==== RECORDS FOR PROCESSING ====

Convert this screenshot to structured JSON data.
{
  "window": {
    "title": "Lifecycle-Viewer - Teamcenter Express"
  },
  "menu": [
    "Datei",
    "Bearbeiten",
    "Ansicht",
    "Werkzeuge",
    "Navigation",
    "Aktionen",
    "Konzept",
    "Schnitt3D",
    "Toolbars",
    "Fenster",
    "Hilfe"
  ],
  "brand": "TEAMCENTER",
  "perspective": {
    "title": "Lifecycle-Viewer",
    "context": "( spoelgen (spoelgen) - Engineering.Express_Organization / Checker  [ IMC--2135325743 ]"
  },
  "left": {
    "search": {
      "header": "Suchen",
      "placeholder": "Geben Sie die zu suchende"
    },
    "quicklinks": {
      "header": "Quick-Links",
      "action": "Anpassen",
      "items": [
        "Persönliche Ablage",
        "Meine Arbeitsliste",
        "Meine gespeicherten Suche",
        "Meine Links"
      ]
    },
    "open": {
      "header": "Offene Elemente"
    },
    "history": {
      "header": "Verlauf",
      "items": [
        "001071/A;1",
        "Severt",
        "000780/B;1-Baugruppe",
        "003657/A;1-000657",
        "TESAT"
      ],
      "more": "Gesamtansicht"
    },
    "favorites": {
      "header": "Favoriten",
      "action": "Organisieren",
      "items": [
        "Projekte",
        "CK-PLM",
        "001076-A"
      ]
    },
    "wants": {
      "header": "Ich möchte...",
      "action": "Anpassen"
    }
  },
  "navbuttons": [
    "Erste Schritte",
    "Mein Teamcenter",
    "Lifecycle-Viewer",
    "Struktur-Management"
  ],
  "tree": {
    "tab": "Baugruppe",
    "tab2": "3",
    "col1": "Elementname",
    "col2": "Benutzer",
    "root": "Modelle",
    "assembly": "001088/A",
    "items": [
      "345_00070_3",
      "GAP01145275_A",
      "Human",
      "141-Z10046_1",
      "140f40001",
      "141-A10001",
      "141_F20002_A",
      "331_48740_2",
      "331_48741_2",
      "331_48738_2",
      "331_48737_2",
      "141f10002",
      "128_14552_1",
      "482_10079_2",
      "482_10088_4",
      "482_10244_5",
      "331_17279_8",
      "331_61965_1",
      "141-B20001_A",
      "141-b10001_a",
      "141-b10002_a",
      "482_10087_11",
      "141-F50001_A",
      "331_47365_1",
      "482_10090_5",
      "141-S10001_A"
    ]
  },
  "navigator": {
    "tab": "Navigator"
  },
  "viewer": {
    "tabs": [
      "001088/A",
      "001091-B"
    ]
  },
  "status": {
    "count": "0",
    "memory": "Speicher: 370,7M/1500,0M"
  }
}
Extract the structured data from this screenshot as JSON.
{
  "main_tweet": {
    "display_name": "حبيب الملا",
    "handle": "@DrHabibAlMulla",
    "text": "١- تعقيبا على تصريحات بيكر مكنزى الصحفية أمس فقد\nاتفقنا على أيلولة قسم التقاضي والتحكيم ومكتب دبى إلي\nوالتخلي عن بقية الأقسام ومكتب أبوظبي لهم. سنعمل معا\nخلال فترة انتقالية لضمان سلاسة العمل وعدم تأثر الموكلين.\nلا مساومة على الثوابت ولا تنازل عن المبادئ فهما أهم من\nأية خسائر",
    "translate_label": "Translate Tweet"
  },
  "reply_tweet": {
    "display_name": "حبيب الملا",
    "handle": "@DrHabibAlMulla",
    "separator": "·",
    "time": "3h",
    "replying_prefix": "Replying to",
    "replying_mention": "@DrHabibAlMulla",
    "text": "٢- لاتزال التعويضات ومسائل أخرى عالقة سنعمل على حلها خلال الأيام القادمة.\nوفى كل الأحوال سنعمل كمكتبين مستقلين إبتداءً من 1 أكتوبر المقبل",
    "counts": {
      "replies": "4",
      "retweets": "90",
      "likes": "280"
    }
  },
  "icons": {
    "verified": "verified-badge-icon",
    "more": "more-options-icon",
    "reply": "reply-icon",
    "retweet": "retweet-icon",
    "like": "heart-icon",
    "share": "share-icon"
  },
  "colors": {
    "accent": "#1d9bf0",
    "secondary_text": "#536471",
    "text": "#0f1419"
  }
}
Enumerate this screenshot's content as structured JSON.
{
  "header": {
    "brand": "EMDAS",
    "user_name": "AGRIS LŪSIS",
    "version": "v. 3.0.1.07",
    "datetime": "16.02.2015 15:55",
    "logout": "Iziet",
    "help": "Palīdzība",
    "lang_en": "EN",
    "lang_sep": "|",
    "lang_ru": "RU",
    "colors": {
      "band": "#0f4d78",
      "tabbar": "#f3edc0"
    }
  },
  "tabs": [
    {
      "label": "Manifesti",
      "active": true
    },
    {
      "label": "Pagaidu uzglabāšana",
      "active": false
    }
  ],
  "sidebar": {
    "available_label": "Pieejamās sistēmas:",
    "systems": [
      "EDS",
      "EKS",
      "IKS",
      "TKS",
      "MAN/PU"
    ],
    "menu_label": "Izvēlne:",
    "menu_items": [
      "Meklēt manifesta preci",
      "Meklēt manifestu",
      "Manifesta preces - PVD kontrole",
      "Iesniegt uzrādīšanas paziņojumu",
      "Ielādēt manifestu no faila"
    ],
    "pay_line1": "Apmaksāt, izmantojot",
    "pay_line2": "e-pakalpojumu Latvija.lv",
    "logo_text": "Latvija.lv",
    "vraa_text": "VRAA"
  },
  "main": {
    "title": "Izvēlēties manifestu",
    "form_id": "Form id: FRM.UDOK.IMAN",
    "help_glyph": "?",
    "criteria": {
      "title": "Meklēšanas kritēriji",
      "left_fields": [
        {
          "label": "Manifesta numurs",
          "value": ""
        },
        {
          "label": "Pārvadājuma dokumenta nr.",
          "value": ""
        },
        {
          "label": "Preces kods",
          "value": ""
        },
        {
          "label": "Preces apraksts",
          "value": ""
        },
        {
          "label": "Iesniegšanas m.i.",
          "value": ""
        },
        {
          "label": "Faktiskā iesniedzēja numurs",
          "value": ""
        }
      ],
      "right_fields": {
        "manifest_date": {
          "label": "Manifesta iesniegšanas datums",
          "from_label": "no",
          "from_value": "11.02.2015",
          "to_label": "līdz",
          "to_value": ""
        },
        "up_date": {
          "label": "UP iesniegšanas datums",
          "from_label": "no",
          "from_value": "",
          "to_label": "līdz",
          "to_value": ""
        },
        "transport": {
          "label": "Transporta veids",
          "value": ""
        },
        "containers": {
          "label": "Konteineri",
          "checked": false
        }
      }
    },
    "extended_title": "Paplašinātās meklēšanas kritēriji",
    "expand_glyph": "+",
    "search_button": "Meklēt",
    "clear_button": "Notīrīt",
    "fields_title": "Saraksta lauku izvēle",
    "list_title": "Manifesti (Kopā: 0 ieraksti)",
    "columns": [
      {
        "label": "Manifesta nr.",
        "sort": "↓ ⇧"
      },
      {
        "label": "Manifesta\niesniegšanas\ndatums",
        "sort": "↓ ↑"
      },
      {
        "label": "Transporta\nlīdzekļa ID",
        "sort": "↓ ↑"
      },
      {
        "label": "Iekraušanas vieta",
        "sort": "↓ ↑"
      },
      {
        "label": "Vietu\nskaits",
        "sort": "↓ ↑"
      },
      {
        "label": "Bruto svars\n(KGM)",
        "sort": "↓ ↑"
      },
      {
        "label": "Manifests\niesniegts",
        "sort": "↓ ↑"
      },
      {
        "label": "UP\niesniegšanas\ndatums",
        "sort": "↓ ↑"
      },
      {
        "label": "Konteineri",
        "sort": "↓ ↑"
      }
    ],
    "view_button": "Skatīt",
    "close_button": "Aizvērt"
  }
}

====

WHAT TO PRODUCE:
Exactly as written above, please repeat the entries.

SOLUTION FOR THIS EXERCISE:
Convert this screenshot to structured JSON data.
{
  "window": {
    "title": "Lifecycle-Viewer - Teamcenter Express"
  },
  "menu": [
    "Datei",
    "Bearbeiten",
    "Ansicht",
    "Werkzeuge",
    "Navigation",
    "Aktionen",
    "Konzept",
    "Schnitt3D",
    "Toolbars",
    "Fenster",
    "Hilfe"
  ],
  "brand": "TEAMCENTER",
  "perspective": {
    "title": "Lifecycle-Viewer",
    "context": "( spoelgen (spoelgen) - Engineering.Express_Organization / Checker  [ IMC--2135325743 ]"
  },
  "left": {
    "search": {
      "header": "Suchen",
      "placeholder": "Geben Sie die zu suchende"
    },
    "quicklinks": {
      "header": "Quick-Links",
      "action": "Anpassen",
      "items": [
        "Persönliche Ablage",
        "Meine Arbeitsliste",
        "Meine gespeicherten Suche",
        "Meine Links"
      ]
    },
    "open": {
      "header": "Offene Elemente"
    },
    "history": {
      "header": "Verlauf",
      "items": [
        "001071/A;1",
        "Severt",
        "000780/B;1-Baugruppe",
        "003657/A;1-000657",
        "TESAT"
      ],
      "more": "Gesamtansicht"
    },
    "favorites": {
      "header": "Favoriten",
      "action": "Organisieren",
      "items": [
        "Projekte",
        "CK-PLM",
        "001076-A"
      ]
    },
    "wants": {
      "header": "Ich möchte...",
      "action": "Anpassen"
    }
  },
  "navbuttons": [
    "Erste Schritte",
    "Mein Teamcenter",
    "Lifecycle-Viewer",
    "Struktur-Management"
  ],
  "tree": {
    "tab": "Baugruppe",
    "tab2": "3",
    "col1": "Elementname",
    "col2": "Benutzer",
    "root": "Modelle",
    "assembly": "001088/A",
    "items": [
      "345_00070_3",
      "GAP01145275_A",
      "Human",
      "141-Z10046_1",
      "140f40001",
      "141-A10001",
      "141_F20002_A",
      "331_48740_2",
      "331_48741_2",
      "331_48738_2",
      "331_48737_2",
      "141f10002",
      "128_14552_1",
      "482_10079_2",
      "482_10088_4",
      "482_10244_5",
      "331_17279_8",
      "331_61965_1",
      "141-B20001_A",
      "141-b10001_a",
      "141-b10002_a",
      "482_10087_11",
      "141-F50001_A",
      "331_47365_1",
      "482_10090_5",
      "141-S10001_A"
    ]
  },
  "navigator": {
    "tab": "Navigator"
  },
  "viewer": {
    "tabs": [
      "001088/A",
      "001091-B"
    ]
  },
  "status": {
    "count": "0",
    "memory": "Speicher: 370,7M/1500,0M"
  }
}
Extract the structured data from this screenshot as JSON.
{
  "main_tweet": {
    "display_name": "حبيب الملا",
    "handle": "@DrHabibAlMulla",
    "text": "١- تعقيبا على تصريحات بيكر مكنزى الصحفية أمس فقد\nاتفقنا على أيلولة قسم التقاضي والتحكيم ومكتب دبى إلي\nوالتخلي عن بقية الأقسام ومكتب أبوظبي لهم. سنعمل معا\nخلال فترة انتقالية لضمان سلاسة العمل وعدم تأثر الموكلين.\nلا مساومة على الثوابت ولا تنازل عن المبادئ فهما أهم من\nأية خسائر",
    "translate_label": "Translate Tweet"
  },
  "reply_tweet": {
    "display_name": "حبيب الملا",
    "handle": "@DrHabibAlMulla",
    "separator": "·",
    "time": "3h",
    "replying_prefix": "Replying to",
    "replying_mention": "@DrHabibAlMulla",
    "text": "٢- لاتزال التعويضات ومسائل أخرى عالقة سنعمل على حلها خلال الأيام القادمة.\nوفى كل الأحوال سنعمل كمكتبين مستقلين إبتداءً من 1 أكتوبر المقبل",
    "counts": {
      "replies": "4",
      "retweets": "90",
      "likes": "280"
    }
  },
  "icons": {
    "verified": "verified-badge-icon",
    "more": "more-options-icon",
    "reply": "reply-icon",
    "retweet": "retweet-icon",
    "like": "heart-icon",
    "share": "share-icon"
  },
  "colors": {
    "accent": "#1d9bf0",
    "secondary_text": "#536471",
    "text": "#0f1419"
  }
}
Enumerate this screenshot's content as structured JSON.
{
  "header": {
    "brand": "EMDAS",
    "user_name": "AGRIS LŪSIS",
    "version": "v. 3.0.1.07",
    "datetime": "16.02.2015 15:55",
    "logout": "Iziet",
    "help": "Palīdzība",
    "lang_en": "EN",
    "lang_sep": "|",
    "lang_ru": "RU",
    "colors": {
      "band": "#0f4d78",
      "tabbar": "#f3edc0"
    }
  },
  "tabs": [
    {
      "label": "Manifesti",
      "active": true
    },
    {
      "label": "Pagaidu uzglabāšana",
      "active": false
    }
  ],
  "sidebar": {
    "available_label": "Pieejamās sistēmas:",
    "systems": [
      "EDS",
      "EKS",
      "IKS",
      "TKS",
      "MAN/PU"
    ],
    "menu_label": "Izvēlne:",
    "menu_items": [
      "Meklēt manifesta preci",
      "Meklēt manifestu",
      "Manifesta preces - PVD kontrole",
      "Iesniegt uzrādīšanas paziņojumu",
      "Ielādēt manifestu no faila"
    ],
    "pay_line1": "Apmaksāt, izmantojot",
    "pay_line2": "e-pakalpojumu Latvija.lv",
    "logo_text": "Latvija.lv",
    "vraa_text": "VRAA"
  },
  "main": {
    "title": "Izvēlēties manifestu",
    "form_id": "Form id: FRM.UDOK.IMAN",
    "help_glyph": "?",
    "criteria": {
      "title": "Meklēšanas kritēriji",
      "left_fields": [
        {
          "label": "Manifesta numurs",
          "value": ""
        },
        {
          "label": "Pārvadājuma dokumenta nr.",
          "value": ""
        },
        {
          "label": "Preces kods",
          "value": ""
        },
        {
          "label": "Preces apraksts",
          "value": ""
        },
        {
          "label": "Iesniegšanas m.i.",
          "value": ""
        },
        {
          "label": "Faktiskā iesniedzēja numurs",
          "value": ""
        }
      ],
      "right_fields": {
        "manifest_date": {
          "label": "Manifesta iesniegšanas datums",
          "from_label": "no",
          "from_value": "11.02.2015",
          "to_label": "līdz",
          "to_value": ""
        },
        "up_date": {
          "label": "UP iesniegšanas datums",
          "from_label": "no",
          "from_value": "",
          "to_label": "līdz",
          "to_value": ""
        },
        "transport": {
          "label": "Transporta veids",
          "value": ""
        },
        "containers": {
          "label": "Konteineri",
          "checked": false
        }
      }
    },
    "extended_title": "Paplašinātās meklēšanas kritēriji",
    "expand_glyph": "+",
    "search_button": "Meklēt",
    "clear_button": "Notīrīt",
    "fields_title": "Saraksta lauku izvēle",
    "list_title": "Manifesti (Kopā: 0 ieraksti)",
    "columns": [
      {
        "label": "Manifesta nr.",
        "sort": "↓ ⇧"
      },
      {
        "label": "Manifesta\niesniegšanas\ndatums",
        "sort": "↓ ↑"
      },
      {
        "label": "Transporta\nlīdzekļa ID",
        "sort": "↓ ↑"
      },
      {
        "label": "Iekraušanas vieta",
        "sort": "↓ ↑"
      },
      {
        "label": "Vietu\nskaits",
        "sort": "↓ ↑"
      },
      {
        "label": "Bruto svars\n(KGM)",
        "sort": "↓ ↑"
      },
      {
        "label": "Manifests\niesniegts",
        "sort": "↓ ↑"
      },
      {
        "label": "UP\niesniegšanas\ndatums",
        "sort": "↓ ↑"
      },
      {
        "label": "Konteineri",
        "sort": "↓ ↑"
      }
    ],
    "view_button": "Skatīt",
    "close_button": "Aizvērt"
  }
}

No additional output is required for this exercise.